**What to produce**:
Rewrite the lines below with each occurrence of "legend-label" renamed to "legend-entry" and everything else left unchanged. Omit the pictures from your answer.

**Records supplied**:
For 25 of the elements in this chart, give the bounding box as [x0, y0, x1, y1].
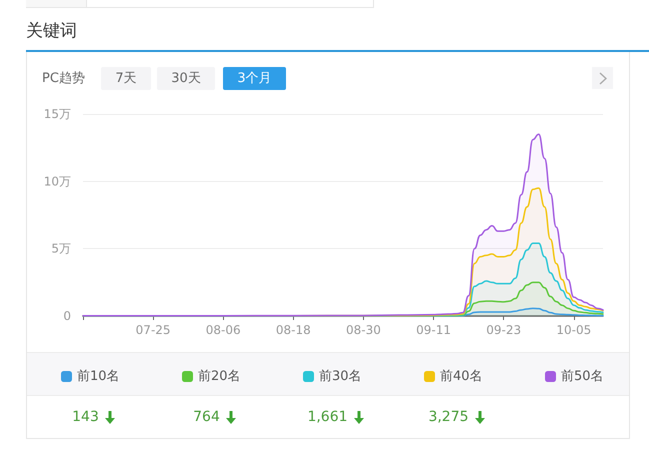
text: 7天: [101, 67, 151, 90]
x-tick-label: 09-23: [486, 323, 522, 337]
legend-label: 前30名: [319, 369, 362, 384]
chart-title: 关键词: [26, 20, 77, 43]
x-tick-label: 08-06: [206, 323, 241, 337]
text: 143: [72, 409, 99, 425]
legend-label: 前50名: [561, 369, 604, 384]
legend-label: 前40名: [440, 369, 483, 384]
text: 30天: [157, 67, 215, 90]
chart-subtitle: PC趋势: [42, 70, 85, 88]
legend-label: 前10名: [77, 369, 120, 384]
y-tick-label: 5万: [51, 242, 71, 256]
text: 1,661: [307, 409, 348, 425]
x-tick-label: 08-18: [276, 323, 311, 337]
x-tick-label: 10-05: [556, 323, 592, 337]
x-tick-label: 09-11: [416, 323, 451, 337]
x-tick-label: 07-25: [136, 323, 171, 337]
x-tick-label: 08-30: [346, 323, 381, 337]
text: 764: [193, 409, 220, 425]
legend-label: 前20名: [198, 369, 241, 384]
y-tick-label: 10万: [44, 174, 71, 188]
y-tick-label: 15万: [44, 107, 71, 121]
y-tick-label: 0: [63, 309, 71, 323]
text: 3个月: [223, 67, 286, 90]
text: 3,275: [428, 409, 469, 425]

**Response**:
For 25 of the elements in this chart, give the bounding box as [x0, y0, x1, y1].
text: 7天: [101, 67, 151, 90]
x-tick-label: 09-23: [486, 323, 522, 337]
legend-entry: 前30名: [319, 369, 362, 384]
chart-title: 关键词: [26, 20, 77, 43]
x-tick-label: 08-06: [206, 323, 241, 337]
text: 143: [72, 409, 99, 425]
legend-entry: 前50名: [561, 369, 604, 384]
legend-entry: 前40名: [440, 369, 483, 384]
text: 30天: [157, 67, 215, 90]
chart-subtitle: PC趋势: [42, 70, 85, 88]
legend-entry: 前10名: [77, 369, 120, 384]
y-tick-label: 5万: [51, 242, 71, 256]
text: 1,661: [307, 409, 348, 425]
x-tick-label: 08-18: [276, 323, 311, 337]
x-tick-label: 10-05: [556, 323, 592, 337]
x-tick-label: 09-11: [416, 323, 451, 337]
x-tick-label: 07-25: [136, 323, 171, 337]
x-tick-label: 08-30: [346, 323, 381, 337]
text: 764: [193, 409, 220, 425]
legend-entry: 前20名: [198, 369, 241, 384]
y-tick-label: 10万: [44, 174, 71, 188]
y-tick-label: 15万: [44, 107, 71, 121]
y-tick-label: 0: [63, 309, 71, 323]
text: 3个月: [223, 67, 286, 90]
text: 3,275: [428, 409, 469, 425]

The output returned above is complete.